Examine the material below. Gather every line in which the string "resulted" appears.

Extracted records:
==============================

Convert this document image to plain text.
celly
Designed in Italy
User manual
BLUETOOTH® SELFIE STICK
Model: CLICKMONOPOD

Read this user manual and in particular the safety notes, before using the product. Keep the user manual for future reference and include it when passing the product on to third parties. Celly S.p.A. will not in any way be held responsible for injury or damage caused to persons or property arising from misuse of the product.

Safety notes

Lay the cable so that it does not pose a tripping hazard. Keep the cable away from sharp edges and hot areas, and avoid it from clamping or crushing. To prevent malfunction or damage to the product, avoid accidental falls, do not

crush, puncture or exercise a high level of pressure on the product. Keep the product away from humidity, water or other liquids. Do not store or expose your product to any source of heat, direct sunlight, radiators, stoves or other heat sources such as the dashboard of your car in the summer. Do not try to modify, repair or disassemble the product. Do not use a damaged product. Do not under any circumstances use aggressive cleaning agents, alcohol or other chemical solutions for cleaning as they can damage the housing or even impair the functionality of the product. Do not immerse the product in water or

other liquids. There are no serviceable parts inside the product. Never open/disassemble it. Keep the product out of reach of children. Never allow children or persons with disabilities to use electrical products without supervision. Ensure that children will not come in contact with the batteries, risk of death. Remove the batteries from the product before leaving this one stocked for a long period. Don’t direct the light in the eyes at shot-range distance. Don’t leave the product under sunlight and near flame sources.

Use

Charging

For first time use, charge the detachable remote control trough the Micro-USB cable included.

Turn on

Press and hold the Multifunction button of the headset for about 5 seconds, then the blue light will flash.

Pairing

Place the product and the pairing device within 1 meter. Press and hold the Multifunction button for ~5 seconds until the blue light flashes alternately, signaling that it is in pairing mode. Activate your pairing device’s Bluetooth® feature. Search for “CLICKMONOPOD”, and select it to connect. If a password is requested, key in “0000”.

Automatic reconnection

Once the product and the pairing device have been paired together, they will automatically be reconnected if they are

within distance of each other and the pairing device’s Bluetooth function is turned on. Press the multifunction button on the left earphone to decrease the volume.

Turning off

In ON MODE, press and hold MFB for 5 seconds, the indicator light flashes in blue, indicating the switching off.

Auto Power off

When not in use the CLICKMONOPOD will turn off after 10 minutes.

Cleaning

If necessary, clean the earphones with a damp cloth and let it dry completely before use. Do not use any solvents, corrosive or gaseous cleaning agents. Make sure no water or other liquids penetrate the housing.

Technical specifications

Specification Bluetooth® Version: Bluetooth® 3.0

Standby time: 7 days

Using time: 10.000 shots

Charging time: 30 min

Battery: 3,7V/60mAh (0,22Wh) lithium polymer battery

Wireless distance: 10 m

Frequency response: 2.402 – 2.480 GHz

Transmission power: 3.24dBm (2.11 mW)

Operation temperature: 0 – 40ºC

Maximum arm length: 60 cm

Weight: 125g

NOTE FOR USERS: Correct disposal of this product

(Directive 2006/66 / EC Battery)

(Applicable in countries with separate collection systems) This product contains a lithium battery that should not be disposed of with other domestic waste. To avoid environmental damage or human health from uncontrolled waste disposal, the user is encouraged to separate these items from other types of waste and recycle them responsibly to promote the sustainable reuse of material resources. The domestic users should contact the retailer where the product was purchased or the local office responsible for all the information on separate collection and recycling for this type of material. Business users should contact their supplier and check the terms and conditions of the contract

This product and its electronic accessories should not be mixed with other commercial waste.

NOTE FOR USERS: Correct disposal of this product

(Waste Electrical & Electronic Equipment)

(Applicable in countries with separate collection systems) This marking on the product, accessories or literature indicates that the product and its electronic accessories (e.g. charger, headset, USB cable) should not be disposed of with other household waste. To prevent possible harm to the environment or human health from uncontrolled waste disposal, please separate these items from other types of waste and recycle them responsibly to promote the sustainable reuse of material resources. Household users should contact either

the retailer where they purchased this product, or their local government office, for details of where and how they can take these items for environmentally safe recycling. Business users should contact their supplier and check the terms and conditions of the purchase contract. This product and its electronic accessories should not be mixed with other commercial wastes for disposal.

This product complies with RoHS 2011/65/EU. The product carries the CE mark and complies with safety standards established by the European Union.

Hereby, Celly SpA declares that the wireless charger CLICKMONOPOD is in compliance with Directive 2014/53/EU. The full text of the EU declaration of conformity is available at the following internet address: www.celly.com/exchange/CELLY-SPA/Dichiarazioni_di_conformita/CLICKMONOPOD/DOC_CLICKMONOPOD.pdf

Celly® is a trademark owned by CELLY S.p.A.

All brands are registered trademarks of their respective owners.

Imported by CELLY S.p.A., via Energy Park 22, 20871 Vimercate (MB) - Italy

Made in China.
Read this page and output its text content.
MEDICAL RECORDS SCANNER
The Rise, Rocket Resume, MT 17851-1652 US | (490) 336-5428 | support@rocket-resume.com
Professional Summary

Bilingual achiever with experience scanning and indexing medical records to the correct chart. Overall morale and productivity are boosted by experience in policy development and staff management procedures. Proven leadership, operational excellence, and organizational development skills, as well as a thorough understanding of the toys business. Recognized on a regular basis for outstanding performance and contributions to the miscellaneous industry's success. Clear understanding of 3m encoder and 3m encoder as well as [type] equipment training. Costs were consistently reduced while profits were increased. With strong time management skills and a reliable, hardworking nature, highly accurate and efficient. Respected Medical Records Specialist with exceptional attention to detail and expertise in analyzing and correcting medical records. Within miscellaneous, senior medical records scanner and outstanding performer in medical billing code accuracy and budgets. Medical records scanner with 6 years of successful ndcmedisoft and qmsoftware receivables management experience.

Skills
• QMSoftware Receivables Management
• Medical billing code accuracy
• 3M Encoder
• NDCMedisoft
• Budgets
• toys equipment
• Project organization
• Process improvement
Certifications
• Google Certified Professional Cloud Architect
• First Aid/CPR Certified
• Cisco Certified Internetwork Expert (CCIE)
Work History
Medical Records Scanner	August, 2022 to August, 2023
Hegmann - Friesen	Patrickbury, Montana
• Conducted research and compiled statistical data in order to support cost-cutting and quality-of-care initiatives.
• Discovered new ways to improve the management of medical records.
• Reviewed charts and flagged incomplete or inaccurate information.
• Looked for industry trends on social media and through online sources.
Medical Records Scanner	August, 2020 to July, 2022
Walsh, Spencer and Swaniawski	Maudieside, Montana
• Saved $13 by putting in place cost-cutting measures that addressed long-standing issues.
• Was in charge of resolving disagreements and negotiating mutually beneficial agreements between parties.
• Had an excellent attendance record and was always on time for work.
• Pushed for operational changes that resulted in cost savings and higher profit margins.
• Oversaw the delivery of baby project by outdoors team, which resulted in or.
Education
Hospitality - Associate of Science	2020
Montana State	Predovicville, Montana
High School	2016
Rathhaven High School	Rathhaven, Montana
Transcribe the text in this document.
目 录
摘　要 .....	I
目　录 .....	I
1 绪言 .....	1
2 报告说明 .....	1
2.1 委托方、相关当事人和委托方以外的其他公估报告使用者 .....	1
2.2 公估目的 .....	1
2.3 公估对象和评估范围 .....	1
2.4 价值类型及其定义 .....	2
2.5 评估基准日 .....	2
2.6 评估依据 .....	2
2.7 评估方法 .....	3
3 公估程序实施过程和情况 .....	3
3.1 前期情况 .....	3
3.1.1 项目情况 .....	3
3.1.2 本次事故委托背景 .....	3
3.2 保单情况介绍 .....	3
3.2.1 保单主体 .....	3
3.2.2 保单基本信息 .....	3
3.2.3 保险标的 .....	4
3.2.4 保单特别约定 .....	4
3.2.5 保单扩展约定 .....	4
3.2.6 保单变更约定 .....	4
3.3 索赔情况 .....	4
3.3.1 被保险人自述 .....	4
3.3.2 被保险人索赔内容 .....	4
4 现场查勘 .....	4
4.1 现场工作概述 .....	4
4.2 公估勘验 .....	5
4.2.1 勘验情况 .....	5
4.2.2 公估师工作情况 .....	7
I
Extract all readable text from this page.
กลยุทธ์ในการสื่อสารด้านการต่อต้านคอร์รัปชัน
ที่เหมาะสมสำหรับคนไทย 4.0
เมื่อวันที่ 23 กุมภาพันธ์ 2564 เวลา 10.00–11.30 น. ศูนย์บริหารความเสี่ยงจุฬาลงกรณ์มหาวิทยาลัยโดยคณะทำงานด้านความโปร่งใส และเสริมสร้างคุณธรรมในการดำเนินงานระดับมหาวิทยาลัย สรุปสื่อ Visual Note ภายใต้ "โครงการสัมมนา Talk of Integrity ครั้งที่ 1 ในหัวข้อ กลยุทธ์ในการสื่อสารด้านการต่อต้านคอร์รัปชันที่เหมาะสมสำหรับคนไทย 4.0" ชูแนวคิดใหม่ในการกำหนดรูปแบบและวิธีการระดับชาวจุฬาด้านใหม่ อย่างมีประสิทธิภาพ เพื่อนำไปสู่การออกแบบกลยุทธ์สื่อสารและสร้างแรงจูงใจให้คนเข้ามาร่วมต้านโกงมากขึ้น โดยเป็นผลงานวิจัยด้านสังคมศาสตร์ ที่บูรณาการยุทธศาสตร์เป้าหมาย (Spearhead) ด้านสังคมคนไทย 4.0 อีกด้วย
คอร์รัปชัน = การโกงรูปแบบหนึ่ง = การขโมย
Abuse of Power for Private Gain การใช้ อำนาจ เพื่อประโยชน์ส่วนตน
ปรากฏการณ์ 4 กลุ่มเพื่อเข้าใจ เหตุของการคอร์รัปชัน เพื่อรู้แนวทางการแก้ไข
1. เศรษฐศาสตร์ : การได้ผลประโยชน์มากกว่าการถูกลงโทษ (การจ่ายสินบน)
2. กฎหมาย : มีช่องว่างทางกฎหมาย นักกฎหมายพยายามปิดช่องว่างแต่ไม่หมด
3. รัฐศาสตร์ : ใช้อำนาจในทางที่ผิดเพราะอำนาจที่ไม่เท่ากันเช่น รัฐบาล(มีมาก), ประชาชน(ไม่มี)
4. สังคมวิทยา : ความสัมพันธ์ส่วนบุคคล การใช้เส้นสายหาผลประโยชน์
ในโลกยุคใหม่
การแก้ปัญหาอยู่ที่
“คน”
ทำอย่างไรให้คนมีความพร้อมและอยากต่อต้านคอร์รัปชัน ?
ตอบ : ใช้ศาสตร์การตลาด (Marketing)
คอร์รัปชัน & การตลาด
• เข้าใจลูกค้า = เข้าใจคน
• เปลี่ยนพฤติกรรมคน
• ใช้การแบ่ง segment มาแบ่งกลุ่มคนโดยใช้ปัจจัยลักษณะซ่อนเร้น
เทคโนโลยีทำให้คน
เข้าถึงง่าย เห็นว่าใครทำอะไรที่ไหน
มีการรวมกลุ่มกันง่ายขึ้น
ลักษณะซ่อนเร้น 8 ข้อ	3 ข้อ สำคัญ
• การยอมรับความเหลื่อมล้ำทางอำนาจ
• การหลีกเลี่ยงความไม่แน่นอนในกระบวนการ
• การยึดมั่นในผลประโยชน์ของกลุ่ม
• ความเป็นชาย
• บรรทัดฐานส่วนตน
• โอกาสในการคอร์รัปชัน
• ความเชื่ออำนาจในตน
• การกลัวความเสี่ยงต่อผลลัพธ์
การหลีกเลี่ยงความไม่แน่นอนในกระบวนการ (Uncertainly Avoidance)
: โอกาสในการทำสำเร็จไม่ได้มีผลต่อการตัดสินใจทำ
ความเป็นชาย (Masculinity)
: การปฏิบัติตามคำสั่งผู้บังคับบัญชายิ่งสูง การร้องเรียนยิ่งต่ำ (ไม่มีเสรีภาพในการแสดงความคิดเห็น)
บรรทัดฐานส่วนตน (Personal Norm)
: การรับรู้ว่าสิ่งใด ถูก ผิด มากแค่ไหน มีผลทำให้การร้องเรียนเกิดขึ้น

==============================

> **TASK SOLUTION**
• Pushed for operational changes that resulted in cost savings and higher profit margins.
• Oversaw the delivery of baby project by outdoors team, which resulted in or.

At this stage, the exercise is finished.